Work instructions: Print the data exactly as it is given, please.

Input material:
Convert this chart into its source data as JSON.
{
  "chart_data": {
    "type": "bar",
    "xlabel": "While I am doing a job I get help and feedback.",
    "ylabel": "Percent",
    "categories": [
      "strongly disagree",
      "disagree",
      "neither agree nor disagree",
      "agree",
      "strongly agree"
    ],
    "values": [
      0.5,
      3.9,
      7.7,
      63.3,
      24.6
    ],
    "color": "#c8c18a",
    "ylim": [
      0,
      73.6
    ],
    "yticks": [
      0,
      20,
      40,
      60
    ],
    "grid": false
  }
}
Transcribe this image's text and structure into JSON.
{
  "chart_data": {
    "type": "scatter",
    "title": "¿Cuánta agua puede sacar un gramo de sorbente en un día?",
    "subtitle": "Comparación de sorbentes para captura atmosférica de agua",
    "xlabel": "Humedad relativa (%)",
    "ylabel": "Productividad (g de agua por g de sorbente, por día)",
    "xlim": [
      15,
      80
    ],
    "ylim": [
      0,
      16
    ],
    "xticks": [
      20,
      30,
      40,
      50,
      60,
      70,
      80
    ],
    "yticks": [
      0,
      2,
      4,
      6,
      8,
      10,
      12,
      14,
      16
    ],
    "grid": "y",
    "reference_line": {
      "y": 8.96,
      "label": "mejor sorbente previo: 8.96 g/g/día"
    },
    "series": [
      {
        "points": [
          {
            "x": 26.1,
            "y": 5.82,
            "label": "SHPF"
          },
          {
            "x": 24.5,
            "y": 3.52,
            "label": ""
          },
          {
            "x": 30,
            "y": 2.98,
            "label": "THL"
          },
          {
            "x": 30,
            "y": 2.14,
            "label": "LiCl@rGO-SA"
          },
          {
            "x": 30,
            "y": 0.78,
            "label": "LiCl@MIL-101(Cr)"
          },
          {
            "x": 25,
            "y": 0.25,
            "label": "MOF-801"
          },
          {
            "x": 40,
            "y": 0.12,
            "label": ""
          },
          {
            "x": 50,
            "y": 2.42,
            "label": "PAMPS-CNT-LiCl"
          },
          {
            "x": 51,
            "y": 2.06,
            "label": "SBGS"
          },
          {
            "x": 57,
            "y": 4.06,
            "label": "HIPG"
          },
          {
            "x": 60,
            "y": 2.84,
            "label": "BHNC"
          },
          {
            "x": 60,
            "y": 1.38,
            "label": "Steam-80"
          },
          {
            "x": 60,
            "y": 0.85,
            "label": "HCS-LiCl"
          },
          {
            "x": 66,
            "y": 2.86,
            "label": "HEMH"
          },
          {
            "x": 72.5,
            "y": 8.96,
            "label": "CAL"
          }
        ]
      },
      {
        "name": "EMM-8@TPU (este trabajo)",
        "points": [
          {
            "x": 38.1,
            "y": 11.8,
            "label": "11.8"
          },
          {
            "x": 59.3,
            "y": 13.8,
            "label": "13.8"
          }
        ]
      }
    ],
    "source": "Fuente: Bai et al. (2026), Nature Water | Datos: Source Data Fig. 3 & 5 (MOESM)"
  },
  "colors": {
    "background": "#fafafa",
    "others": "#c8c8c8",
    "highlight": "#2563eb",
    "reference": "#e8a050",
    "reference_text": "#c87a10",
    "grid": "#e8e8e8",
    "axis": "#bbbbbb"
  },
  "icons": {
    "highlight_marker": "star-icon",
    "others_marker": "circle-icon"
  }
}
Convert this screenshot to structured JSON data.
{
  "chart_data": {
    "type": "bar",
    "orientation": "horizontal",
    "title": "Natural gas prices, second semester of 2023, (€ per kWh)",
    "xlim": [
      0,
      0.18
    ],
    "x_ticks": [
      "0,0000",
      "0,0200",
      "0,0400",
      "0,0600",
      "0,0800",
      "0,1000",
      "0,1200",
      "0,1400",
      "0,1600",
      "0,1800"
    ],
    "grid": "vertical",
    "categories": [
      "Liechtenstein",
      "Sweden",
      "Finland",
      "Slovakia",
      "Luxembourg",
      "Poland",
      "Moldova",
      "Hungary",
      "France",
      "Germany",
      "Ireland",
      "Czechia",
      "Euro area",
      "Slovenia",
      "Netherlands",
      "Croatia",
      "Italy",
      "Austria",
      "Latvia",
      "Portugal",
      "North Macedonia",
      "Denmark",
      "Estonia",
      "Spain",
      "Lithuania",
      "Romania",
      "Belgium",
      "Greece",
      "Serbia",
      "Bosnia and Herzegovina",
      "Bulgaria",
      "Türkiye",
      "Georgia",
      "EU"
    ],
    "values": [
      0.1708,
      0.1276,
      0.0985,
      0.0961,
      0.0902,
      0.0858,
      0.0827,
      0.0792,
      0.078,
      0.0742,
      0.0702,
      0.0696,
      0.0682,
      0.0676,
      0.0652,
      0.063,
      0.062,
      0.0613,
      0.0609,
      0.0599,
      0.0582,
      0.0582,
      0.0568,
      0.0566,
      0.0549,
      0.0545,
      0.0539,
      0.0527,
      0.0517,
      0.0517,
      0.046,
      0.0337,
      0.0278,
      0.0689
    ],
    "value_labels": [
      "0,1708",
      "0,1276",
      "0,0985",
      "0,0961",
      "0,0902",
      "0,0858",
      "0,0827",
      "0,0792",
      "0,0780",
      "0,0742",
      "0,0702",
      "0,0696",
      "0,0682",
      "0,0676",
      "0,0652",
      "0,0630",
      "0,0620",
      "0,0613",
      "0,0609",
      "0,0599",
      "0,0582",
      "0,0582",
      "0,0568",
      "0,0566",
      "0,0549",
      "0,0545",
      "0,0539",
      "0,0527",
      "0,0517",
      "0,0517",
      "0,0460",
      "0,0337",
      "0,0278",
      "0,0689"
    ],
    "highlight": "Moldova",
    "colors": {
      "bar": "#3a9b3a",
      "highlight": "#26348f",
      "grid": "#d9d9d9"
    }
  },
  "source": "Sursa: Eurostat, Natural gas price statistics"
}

Result:
Convert this chart into its source data as JSON.
{
  "chart_data": {
    "type": "bar",
    "xlabel": "While I am doing a job I get help and feedback.",
    "ylabel": "Percent",
    "categories": [
      "strongly disagree",
      "disagree",
      "neither agree nor disagree",
      "agree",
      "strongly agree"
    ],
    "values": [
      0.5,
      3.9,
      7.7,
      63.3,
      24.6
    ],
    "color": "#c8c18a",
    "ylim": [
      0,
      73.6
    ],
    "yticks": [
      0,
      20,
      40,
      60
    ],
    "grid": false
  }
}
Transcribe this image's text and structure into JSON.
{
  "chart_data": {
    "type": "scatter",
    "title": "¿Cuánta agua puede sacar un gramo de sorbente en un día?",
    "subtitle": "Comparación de sorbentes para captura atmosférica de agua",
    "xlabel": "Humedad relativa (%)",
    "ylabel": "Productividad (g de agua por g de sorbente, por día)",
    "xlim": [
      15,
      80
    ],
    "ylim": [
      0,
      16
    ],
    "xticks": [
      20,
      30,
      40,
      50,
      60,
      70,
      80
    ],
    "yticks": [
      0,
      2,
      4,
      6,
      8,
      10,
      12,
      14,
      16
    ],
    "grid": "y",
    "reference_line": {
      "y": 8.96,
      "label": "mejor sorbente previo: 8.96 g/g/día"
    },
    "series": [
      {
        "points": [
          {
            "x": 26.1,
            "y": 5.82,
            "label": "SHPF"
          },
          {
            "x": 24.5,
            "y": 3.52,
            "label": ""
          },
          {
            "x": 30,
            "y": 2.98,
            "label": "THL"
          },
          {
            "x": 30,
            "y": 2.14,
            "label": "LiCl@rGO-SA"
          },
          {
            "x": 30,
            "y": 0.78,
            "label": "LiCl@MIL-101(Cr)"
          },
          {
            "x": 25,
            "y": 0.25,
            "label": "MOF-801"
          },
          {
            "x": 40,
            "y": 0.12,
            "label": ""
          },
          {
            "x": 50,
            "y": 2.42,
            "label": "PAMPS-CNT-LiCl"
          },
          {
            "x": 51,
            "y": 2.06,
            "label": "SBGS"
          },
          {
            "x": 57,
            "y": 4.06,
            "label": "HIPG"
          },
          {
            "x": 60,
            "y": 2.84,
            "label": "BHNC"
          },
          {
            "x": 60,
            "y": 1.38,
            "label": "Steam-80"
          },
          {
            "x": 60,
            "y": 0.85,
            "label": "HCS-LiCl"
          },
          {
            "x": 66,
            "y": 2.86,
            "label": "HEMH"
          },
          {
            "x": 72.5,
            "y": 8.96,
            "label": "CAL"
          }
        ]
      },
      {
        "name": "EMM-8@TPU (este trabajo)",
        "points": [
          {
            "x": 38.1,
            "y": 11.8,
            "label": "11.8"
          },
          {
            "x": 59.3,
            "y": 13.8,
            "label": "13.8"
          }
        ]
      }
    ],
    "source": "Fuente: Bai et al. (2026), Nature Water | Datos: Source Data Fig. 3 & 5 (MOESM)"
  },
  "colors": {
    "background": "#fafafa",
    "others": "#c8c8c8",
    "highlight": "#2563eb",
    "reference": "#e8a050",
    "reference_text": "#c87a10",
    "grid": "#e8e8e8",
    "axis": "#bbbbbb"
  },
  "icons": {
    "highlight_marker": "star-icon",
    "others_marker": "circle-icon"
  }
}
Convert this screenshot to structured JSON data.
{
  "chart_data": {
    "type": "bar",
    "orientation": "horizontal",
    "title": "Natural gas prices, second semester of 2023, (€ per kWh)",
    "xlim": [
      0,
      0.18
    ],
    "x_ticks": [
      "0,0000",
      "0,0200",
      "0,0400",
      "0,0600",
      "0,0800",
      "0,1000",
      "0,1200",
      "0,1400",
      "0,1600",
      "0,1800"
    ],
    "grid": "vertical",
    "categories": [
      "Liechtenstein",
      "Sweden",
      "Finland",
      "Slovakia",
      "Luxembourg",
      "Poland",
      "Moldova",
      "Hungary",
      "France",
      "Germany",
      "Ireland",
      "Czechia",
      "Euro area",
      "Slovenia",
      "Netherlands",
      "Croatia",
      "Italy",
      "Austria",
      "Latvia",
      "Portugal",
      "North Macedonia",
      "Denmark",
      "Estonia",
      "Spain",
      "Lithuania",
      "Romania",
      "Belgium",
      "Greece",
      "Serbia",
      "Bosnia and Herzegovina",
      "Bulgaria",
      "Türkiye",
      "Georgia",
      "EU"
    ],
    "values": [
      0.1708,
      0.1276,
      0.0985,
      0.0961,
      0.0902,
      0.0858,
      0.0827,
      0.0792,
      0.078,
      0.0742,
      0.0702,
      0.0696,
      0.0682,
      0.0676,
      0.0652,
      0.063,
      0.062,
      0.0613,
      0.0609,
      0.0599,
      0.0582,
      0.0582,
      0.0568,
      0.0566,
      0.0549,
      0.0545,
      0.0539,
      0.0527,
      0.0517,
      0.0517,
      0.046,
      0.0337,
      0.0278,
      0.0689
    ],
    "value_labels": [
      "0,1708",
      "0,1276",
      "0,0985",
      "0,0961",
      "0,0902",
      "0,0858",
      "0,0827",
      "0,0792",
      "0,0780",
      "0,0742",
      "0,0702",
      "0,0696",
      "0,0682",
      "0,0676",
      "0,0652",
      "0,0630",
      "0,0620",
      "0,0613",
      "0,0609",
      "0,0599",
      "0,0582",
      "0,0582",
      "0,0568",
      "0,0566",
      "0,0549",
      "0,0545",
      "0,0539",
      "0,0527",
      "0,0517",
      "0,0517",
      "0,0460",
      "0,0337",
      "0,0278",
      "0,0689"
    ],
    "highlight": "Moldova",
    "colors": {
      "bar": "#3a9b3a",
      "highlight": "#26348f",
      "grid": "#d9d9d9"
    }
  },
  "source": "Sursa: Eurostat, Natural gas price statistics"
}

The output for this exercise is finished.